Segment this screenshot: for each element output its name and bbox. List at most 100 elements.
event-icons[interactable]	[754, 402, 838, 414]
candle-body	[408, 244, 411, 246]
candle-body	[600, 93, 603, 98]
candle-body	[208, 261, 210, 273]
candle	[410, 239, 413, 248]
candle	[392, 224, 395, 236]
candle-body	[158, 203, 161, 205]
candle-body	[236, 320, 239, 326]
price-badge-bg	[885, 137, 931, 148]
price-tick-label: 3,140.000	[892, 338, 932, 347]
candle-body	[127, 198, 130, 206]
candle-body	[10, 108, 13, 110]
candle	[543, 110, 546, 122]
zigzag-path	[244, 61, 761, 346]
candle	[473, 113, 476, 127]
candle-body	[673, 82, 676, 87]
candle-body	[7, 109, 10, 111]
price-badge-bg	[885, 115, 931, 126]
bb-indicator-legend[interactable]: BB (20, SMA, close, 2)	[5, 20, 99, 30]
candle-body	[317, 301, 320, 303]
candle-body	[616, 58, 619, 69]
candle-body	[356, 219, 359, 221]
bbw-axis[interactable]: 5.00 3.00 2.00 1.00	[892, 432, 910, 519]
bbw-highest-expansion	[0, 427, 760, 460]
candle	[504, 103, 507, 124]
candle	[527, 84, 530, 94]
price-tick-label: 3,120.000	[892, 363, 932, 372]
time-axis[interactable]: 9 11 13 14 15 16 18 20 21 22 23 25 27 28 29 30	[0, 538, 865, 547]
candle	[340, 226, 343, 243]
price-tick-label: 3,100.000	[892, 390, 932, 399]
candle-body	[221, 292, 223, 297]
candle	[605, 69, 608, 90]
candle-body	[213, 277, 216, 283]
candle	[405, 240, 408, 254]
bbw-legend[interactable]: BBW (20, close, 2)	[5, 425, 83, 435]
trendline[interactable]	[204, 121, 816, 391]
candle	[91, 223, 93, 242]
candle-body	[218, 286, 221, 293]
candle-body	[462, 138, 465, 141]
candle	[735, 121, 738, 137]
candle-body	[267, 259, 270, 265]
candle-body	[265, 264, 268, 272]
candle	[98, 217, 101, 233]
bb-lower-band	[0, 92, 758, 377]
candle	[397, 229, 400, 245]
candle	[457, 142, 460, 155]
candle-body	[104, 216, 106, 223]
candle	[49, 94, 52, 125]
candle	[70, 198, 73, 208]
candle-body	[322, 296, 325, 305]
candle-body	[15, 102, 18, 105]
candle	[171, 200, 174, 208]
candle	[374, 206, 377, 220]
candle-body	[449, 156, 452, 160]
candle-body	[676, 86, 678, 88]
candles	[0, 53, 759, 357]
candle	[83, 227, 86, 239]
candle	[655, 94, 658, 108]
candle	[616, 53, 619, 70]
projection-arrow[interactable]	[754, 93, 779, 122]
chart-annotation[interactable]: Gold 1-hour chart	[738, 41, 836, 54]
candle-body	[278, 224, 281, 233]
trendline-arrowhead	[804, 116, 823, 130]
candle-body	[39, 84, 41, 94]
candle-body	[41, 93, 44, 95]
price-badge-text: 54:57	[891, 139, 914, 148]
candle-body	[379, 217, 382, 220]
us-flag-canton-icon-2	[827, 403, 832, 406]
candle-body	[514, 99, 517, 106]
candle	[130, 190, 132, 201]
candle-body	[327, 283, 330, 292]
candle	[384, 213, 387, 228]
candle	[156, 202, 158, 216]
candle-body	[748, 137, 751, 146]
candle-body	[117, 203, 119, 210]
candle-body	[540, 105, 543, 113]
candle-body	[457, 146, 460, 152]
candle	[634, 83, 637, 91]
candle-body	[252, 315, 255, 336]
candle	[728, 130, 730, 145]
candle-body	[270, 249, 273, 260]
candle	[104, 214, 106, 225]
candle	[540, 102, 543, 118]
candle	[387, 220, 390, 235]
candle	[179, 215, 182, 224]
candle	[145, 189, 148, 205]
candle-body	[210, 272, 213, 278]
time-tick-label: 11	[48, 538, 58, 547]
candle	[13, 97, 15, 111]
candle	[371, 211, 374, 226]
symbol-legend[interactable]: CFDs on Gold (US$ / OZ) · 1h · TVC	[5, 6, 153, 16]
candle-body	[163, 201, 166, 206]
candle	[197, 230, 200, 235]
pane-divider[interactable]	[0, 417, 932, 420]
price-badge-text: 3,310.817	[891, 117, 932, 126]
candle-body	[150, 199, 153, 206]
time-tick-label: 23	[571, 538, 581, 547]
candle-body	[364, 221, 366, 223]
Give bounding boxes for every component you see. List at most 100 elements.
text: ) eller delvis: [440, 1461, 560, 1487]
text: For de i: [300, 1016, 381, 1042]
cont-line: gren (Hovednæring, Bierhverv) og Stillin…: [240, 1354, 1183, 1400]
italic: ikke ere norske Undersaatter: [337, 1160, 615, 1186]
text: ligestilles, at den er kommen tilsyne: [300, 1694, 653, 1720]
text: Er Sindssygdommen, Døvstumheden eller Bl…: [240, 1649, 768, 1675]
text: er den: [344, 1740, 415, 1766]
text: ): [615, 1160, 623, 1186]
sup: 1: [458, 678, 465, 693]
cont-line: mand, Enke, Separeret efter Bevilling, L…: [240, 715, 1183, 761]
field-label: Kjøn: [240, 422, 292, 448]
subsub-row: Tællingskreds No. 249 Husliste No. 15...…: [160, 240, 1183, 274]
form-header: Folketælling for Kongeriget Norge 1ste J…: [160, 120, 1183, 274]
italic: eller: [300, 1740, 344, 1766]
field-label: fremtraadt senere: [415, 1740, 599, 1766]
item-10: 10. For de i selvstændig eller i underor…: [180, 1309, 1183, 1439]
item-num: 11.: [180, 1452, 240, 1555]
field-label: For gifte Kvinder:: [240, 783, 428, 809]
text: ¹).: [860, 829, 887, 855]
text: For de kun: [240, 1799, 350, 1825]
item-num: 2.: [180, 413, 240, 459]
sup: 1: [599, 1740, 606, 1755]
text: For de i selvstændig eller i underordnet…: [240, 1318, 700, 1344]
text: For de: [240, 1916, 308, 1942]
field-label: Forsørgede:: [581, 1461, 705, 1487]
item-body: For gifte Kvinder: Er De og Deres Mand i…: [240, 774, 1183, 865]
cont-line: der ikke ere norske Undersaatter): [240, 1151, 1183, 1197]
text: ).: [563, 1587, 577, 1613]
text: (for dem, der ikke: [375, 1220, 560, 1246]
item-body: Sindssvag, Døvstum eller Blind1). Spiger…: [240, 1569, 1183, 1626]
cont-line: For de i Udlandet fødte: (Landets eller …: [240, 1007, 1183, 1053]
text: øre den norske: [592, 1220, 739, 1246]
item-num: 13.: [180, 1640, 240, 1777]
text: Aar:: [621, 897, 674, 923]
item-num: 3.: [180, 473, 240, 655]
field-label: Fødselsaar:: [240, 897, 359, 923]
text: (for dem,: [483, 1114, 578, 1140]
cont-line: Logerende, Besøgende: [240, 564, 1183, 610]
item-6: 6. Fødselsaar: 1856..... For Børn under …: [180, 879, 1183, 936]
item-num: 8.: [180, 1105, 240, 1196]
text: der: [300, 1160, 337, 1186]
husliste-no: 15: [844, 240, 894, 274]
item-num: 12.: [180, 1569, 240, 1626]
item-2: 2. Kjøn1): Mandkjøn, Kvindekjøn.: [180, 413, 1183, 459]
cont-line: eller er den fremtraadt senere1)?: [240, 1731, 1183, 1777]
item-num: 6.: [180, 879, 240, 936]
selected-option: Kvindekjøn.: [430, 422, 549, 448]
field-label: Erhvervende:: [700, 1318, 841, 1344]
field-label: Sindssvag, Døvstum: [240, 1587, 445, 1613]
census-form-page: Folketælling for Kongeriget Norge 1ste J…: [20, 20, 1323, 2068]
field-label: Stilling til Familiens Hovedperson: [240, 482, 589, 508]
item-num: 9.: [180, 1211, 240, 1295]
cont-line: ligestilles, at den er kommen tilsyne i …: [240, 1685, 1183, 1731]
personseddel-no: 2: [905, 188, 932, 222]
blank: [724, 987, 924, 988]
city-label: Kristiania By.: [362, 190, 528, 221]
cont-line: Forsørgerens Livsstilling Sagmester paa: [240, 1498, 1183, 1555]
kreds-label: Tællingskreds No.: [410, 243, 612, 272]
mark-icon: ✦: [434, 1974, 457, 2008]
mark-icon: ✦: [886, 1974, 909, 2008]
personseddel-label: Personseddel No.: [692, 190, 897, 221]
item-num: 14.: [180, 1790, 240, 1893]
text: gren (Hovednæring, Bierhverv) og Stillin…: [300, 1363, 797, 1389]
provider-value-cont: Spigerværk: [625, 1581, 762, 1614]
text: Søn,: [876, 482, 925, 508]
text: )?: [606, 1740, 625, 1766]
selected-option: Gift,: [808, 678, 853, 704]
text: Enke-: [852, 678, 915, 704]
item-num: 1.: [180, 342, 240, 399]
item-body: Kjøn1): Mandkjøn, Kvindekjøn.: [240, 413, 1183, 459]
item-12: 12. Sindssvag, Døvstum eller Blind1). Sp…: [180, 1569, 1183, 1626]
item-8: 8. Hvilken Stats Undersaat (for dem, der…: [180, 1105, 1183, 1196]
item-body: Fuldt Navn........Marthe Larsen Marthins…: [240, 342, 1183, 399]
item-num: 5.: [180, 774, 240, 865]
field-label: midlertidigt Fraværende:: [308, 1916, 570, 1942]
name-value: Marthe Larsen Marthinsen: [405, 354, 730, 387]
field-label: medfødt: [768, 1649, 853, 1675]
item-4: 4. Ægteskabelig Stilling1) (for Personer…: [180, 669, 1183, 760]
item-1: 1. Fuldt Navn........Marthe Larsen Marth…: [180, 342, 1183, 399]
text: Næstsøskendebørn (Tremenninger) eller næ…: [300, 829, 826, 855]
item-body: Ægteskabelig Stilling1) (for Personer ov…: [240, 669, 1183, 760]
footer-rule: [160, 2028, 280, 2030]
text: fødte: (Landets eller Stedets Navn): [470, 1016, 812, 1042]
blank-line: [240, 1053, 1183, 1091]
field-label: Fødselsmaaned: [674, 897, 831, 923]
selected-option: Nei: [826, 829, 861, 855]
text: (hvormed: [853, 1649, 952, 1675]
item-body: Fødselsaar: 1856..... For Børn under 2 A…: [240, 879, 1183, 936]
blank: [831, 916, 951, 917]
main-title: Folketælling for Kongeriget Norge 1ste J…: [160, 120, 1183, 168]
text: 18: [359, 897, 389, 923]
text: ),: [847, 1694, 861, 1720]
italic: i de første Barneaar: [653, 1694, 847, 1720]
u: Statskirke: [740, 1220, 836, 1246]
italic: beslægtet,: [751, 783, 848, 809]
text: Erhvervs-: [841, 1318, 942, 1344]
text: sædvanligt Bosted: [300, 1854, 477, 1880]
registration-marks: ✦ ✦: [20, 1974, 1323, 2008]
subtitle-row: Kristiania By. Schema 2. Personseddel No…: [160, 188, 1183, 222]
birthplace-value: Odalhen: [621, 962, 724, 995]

▶ [What this task involves] Reproduce the items above verbatim, starting from the first line and continuing up to and including the line with "84, 530, 94]".

▶ [Full answer]
Segment this screenshot: for each element output its name and bbox. List at most 100 elements.
event-icons[interactable]	[754, 402, 838, 414]
candle-body	[408, 244, 411, 246]
candle-body	[600, 93, 603, 98]
candle-body	[208, 261, 210, 273]
candle	[410, 239, 413, 248]
candle	[392, 224, 395, 236]
candle-body	[158, 203, 161, 205]
candle-body	[236, 320, 239, 326]
price-badge-bg	[885, 137, 931, 148]
price-tick-label: 3,140.000	[892, 338, 932, 347]
candle-body	[127, 198, 130, 206]
candle-body	[10, 108, 13, 110]
candle	[543, 110, 546, 122]
zigzag-path	[244, 61, 761, 346]
candle	[473, 113, 476, 127]
candle-body	[673, 82, 676, 87]
candle-body	[7, 109, 10, 111]
price-badge-bg	[885, 115, 931, 126]
bb-indicator-legend[interactable]: BB (20, SMA, close, 2)	[5, 20, 99, 30]
candle-body	[317, 301, 320, 303]
candle-body	[616, 58, 619, 69]
candle-body	[356, 219, 359, 221]
bbw-axis[interactable]: 5.00 3.00 2.00 1.00	[892, 432, 910, 519]
bbw-highest-expansion	[0, 427, 760, 460]
candle	[504, 103, 507, 124]
candle	[527, 84, 530, 94]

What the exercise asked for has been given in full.